__Material provided__:
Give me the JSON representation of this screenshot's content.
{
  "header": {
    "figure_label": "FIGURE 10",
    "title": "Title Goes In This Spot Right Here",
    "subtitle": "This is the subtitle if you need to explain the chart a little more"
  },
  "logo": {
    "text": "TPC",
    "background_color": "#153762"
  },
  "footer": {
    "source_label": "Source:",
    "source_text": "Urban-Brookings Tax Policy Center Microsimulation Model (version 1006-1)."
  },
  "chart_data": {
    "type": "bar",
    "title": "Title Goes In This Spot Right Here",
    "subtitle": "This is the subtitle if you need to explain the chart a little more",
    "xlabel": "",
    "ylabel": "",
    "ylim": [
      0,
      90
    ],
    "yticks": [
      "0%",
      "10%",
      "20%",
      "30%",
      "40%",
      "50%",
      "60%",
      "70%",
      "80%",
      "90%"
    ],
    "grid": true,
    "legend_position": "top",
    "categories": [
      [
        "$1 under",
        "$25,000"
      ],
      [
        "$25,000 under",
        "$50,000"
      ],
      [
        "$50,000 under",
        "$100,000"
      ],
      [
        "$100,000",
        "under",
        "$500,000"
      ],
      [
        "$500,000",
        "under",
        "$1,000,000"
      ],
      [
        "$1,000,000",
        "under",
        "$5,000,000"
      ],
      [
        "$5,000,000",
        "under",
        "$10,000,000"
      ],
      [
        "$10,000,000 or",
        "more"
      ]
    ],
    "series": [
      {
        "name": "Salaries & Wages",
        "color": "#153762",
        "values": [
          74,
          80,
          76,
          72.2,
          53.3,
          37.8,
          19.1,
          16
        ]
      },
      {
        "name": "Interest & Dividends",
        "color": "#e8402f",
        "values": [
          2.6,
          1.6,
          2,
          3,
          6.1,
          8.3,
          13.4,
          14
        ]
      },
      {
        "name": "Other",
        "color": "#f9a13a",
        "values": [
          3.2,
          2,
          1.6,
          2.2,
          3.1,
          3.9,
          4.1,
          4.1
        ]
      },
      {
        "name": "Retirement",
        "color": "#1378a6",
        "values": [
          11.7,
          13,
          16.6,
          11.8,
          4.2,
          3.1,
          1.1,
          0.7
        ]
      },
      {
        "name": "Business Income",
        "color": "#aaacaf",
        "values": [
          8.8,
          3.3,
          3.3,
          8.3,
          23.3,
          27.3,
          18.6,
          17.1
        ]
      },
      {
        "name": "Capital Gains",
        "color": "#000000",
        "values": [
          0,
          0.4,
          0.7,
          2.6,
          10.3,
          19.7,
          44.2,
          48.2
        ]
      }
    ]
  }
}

__Given task__:
Check each line of the records for the word "explain", and show the lines that contain it.

__Written response__:
    "subtitle": "This is the subtitle if you need to explain the chart a little more"
    "subtitle": "This is the subtitle if you need to explain the chart a little more",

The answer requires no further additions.